*The input*.

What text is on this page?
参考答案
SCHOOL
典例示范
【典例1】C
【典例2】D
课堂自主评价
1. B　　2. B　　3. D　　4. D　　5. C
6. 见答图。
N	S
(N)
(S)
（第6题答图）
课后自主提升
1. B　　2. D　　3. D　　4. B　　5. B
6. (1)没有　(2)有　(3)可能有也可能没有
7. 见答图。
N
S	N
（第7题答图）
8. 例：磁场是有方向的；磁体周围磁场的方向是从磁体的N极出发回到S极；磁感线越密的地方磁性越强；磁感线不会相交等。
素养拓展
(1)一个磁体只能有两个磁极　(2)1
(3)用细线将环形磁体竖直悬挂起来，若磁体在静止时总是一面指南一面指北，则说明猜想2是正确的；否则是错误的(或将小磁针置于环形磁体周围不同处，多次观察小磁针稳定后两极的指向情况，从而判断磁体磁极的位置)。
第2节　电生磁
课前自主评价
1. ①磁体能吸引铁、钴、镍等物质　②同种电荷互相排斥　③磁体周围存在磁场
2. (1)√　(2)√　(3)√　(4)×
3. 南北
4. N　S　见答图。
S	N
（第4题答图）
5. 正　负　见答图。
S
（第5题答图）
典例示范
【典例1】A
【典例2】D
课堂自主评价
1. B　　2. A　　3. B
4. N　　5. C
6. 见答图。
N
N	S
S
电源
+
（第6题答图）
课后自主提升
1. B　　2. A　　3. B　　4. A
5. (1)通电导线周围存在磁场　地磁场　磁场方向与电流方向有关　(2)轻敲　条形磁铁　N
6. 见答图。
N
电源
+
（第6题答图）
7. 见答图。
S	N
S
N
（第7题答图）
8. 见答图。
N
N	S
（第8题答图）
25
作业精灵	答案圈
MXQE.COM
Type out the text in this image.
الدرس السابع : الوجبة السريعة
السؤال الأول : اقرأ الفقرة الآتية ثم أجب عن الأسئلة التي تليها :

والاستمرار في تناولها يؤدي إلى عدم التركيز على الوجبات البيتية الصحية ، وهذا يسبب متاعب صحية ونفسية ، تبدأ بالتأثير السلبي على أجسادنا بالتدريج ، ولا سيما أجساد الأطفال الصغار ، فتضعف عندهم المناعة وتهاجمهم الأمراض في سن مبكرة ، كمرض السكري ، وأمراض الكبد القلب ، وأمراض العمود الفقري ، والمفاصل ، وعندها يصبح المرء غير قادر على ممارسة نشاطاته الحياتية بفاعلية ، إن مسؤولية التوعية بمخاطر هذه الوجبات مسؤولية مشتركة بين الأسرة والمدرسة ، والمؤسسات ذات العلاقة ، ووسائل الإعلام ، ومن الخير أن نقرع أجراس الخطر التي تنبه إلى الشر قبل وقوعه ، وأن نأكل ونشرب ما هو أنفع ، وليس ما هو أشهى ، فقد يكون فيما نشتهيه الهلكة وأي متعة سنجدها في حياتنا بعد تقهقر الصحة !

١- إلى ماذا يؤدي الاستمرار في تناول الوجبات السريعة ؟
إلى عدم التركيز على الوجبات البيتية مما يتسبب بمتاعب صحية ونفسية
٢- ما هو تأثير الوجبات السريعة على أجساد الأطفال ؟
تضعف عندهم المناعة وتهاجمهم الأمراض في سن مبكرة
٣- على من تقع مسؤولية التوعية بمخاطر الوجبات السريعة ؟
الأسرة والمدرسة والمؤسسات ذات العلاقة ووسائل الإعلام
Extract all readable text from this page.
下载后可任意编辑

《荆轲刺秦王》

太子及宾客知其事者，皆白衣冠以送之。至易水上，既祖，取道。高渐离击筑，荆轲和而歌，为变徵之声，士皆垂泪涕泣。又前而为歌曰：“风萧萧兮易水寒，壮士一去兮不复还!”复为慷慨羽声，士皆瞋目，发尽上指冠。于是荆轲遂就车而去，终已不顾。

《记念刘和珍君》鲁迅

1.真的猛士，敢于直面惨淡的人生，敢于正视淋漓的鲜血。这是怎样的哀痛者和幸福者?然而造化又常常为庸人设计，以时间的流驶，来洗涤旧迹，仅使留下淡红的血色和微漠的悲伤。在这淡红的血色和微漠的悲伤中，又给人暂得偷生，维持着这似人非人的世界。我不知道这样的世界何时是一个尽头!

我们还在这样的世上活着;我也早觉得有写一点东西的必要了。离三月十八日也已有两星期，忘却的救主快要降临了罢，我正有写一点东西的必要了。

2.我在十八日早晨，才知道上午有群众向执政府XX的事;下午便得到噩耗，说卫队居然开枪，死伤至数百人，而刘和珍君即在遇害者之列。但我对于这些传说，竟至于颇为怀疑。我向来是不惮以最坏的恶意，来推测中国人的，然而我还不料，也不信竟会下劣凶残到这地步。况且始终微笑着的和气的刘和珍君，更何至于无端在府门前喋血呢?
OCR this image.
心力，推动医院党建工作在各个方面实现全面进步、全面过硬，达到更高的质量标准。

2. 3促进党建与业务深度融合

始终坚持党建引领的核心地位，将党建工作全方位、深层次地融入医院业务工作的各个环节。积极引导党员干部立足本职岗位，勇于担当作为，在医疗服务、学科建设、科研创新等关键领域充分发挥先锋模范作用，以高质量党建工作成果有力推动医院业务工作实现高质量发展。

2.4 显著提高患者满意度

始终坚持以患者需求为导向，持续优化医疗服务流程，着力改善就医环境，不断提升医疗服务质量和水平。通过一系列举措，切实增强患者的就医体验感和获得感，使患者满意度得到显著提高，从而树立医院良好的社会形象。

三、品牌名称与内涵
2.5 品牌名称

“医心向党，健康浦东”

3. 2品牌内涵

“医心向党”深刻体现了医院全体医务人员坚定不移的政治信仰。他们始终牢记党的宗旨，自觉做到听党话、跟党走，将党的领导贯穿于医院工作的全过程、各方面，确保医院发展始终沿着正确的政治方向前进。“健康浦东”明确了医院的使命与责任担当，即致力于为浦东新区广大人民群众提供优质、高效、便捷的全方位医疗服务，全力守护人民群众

*Your instructions*.
What is needed here is an exact reproduction of all the entries.

*Response to this exercise*.
What text is on this page?
参考答案
SCHOOL
典例示范
【典例1】C
【典例2】D
课堂自主评价
1. B　　2. B　　3. D　　4. D　　5. C
6. 见答图。
N	S
(N)
(S)
（第6题答图）
课后自主提升
1. B　　2. D　　3. D　　4. B　　5. B
6. (1)没有　(2)有　(3)可能有也可能没有
7. 见答图。
N
S	N
（第7题答图）
8. 例：磁场是有方向的；磁体周围磁场的方向是从磁体的N极出发回到S极；磁感线越密的地方磁性越强；磁感线不会相交等。
素养拓展
(1)一个磁体只能有两个磁极　(2)1
(3)用细线将环形磁体竖直悬挂起来，若磁体在静止时总是一面指南一面指北，则说明猜想2是正确的；否则是错误的(或将小磁针置于环形磁体周围不同处，多次观察小磁针稳定后两极的指向情况，从而判断磁体磁极的位置)。
第2节　电生磁
课前自主评价
1. ①磁体能吸引铁、钴、镍等物质　②同种电荷互相排斥　③磁体周围存在磁场
2. (1)√　(2)√　(3)√　(4)×
3. 南北
4. N　S　见答图。
S	N
（第4题答图）
5. 正　负　见答图。
S
（第5题答图）
典例示范
【典例1】A
【典例2】D
课堂自主评价
1. B　　2. A　　3. B
4. N　　5. C
6. 见答图。
N
N	S
S
电源
+
（第6题答图）
课后自主提升
1. B　　2. A　　3. B　　4. A
5. (1)通电导线周围存在磁场　地磁场　磁场方向与电流方向有关　(2)轻敲　条形磁铁　N
6. 见答图。
N
电源
+
（第6题答图）
7. 见答图。
S	N
S
N
（第7题答图）
8. 见答图。
N
N	S
（第8题答图）
25
作业精灵	答案圈
MXQE.COM
Type out the text in this image.
الدرس السابع : الوجبة السريعة
السؤال الأول : اقرأ الفقرة الآتية ثم أجب عن الأسئلة التي تليها :

والاستمرار في تناولها يؤدي إلى عدم التركيز على الوجبات البيتية الصحية ، وهذا يسبب متاعب صحية ونفسية ، تبدأ بالتأثير السلبي على أجسادنا بالتدريج ، ولا سيما أجساد الأطفال الصغار ، فتضعف عندهم المناعة وتهاجمهم الأمراض في سن مبكرة ، كمرض السكري ، وأمراض الكبد القلب ، وأمراض العمود الفقري ، والمفاصل ، وعندها يصبح المرء غير قادر على ممارسة نشاطاته الحياتية بفاعلية ، إن مسؤولية التوعية بمخاطر هذه الوجبات مسؤولية مشتركة بين الأسرة والمدرسة ، والمؤسسات ذات العلاقة ، ووسائل الإعلام ، ومن الخير أن نقرع أجراس الخطر التي تنبه إلى الشر قبل وقوعه ، وأن نأكل ونشرب ما هو أنفع ، وليس ما هو أشهى ، فقد يكون فيما نشتهيه الهلكة وأي متعة سنجدها في حياتنا بعد تقهقر الصحة !

١- إلى ماذا يؤدي الاستمرار في تناول الوجبات السريعة ؟
إلى عدم التركيز على الوجبات البيتية مما يتسبب بمتاعب صحية ونفسية
٢- ما هو تأثير الوجبات السريعة على أجساد الأطفال ؟
تضعف عندهم المناعة وتهاجمهم الأمراض في سن مبكرة
٣- على من تقع مسؤولية التوعية بمخاطر الوجبات السريعة ؟
الأسرة والمدرسة والمؤسسات ذات العلاقة ووسائل الإعلام
Extract all readable text from this page.
下载后可任意编辑

《荆轲刺秦王》

太子及宾客知其事者，皆白衣冠以送之。至易水上，既祖，取道。高渐离击筑，荆轲和而歌，为变徵之声，士皆垂泪涕泣。又前而为歌曰：“风萧萧兮易水寒，壮士一去兮不复还!”复为慷慨羽声，士皆瞋目，发尽上指冠。于是荆轲遂就车而去，终已不顾。

《记念刘和珍君》鲁迅

1.真的猛士，敢于直面惨淡的人生，敢于正视淋漓的鲜血。这是怎样的哀痛者和幸福者?然而造化又常常为庸人设计，以时间的流驶，来洗涤旧迹，仅使留下淡红的血色和微漠的悲伤。在这淡红的血色和微漠的悲伤中，又给人暂得偷生，维持着这似人非人的世界。我不知道这样的世界何时是一个尽头!

我们还在这样的世上活着;我也早觉得有写一点东西的必要了。离三月十八日也已有两星期，忘却的救主快要降临了罢，我正有写一点东西的必要了。

2.我在十八日早晨，才知道上午有群众向执政府XX的事;下午便得到噩耗，说卫队居然开枪，死伤至数百人，而刘和珍君即在遇害者之列。但我对于这些传说，竟至于颇为怀疑。我向来是不惮以最坏的恶意，来推测中国人的，然而我还不料，也不信竟会下劣凶残到这地步。况且始终微笑着的和气的刘和珍君，更何至于无端在府门前喋血呢?
OCR this image.
心力，推动医院党建工作在各个方面实现全面进步、全面过硬，达到更高的质量标准。

2. 3促进党建与业务深度融合

始终坚持党建引领的核心地位，将党建工作全方位、深层次地融入医院业务工作的各个环节。积极引导党员干部立足本职岗位，勇于担当作为，在医疗服务、学科建设、科研创新等关键领域充分发挥先锋模范作用，以高质量党建工作成果有力推动医院业务工作实现高质量发展。

2.4 显著提高患者满意度

始终坚持以患者需求为导向，持续优化医疗服务流程，着力改善就医环境，不断提升医疗服务质量和水平。通过一系列举措，切实增强患者的就医体验感和获得感，使患者满意度得到显著提高，从而树立医院良好的社会形象。

三、品牌名称与内涵
2.5 品牌名称

“医心向党，健康浦东”

3. 2品牌内涵

“医心向党”深刻体现了医院全体医务人员坚定不移的政治信仰。他们始终牢记党的宗旨，自觉做到听党话、跟党走，将党的领导贯穿于医院工作的全过程、各方面，确保医院发展始终沿着正确的政治方向前进。“健康浦东”明确了医院的使命与责任担当，即致力于为浦东新区广大人民群众提供优质、高效、便捷的全方位医疗服务，全力守护人民群众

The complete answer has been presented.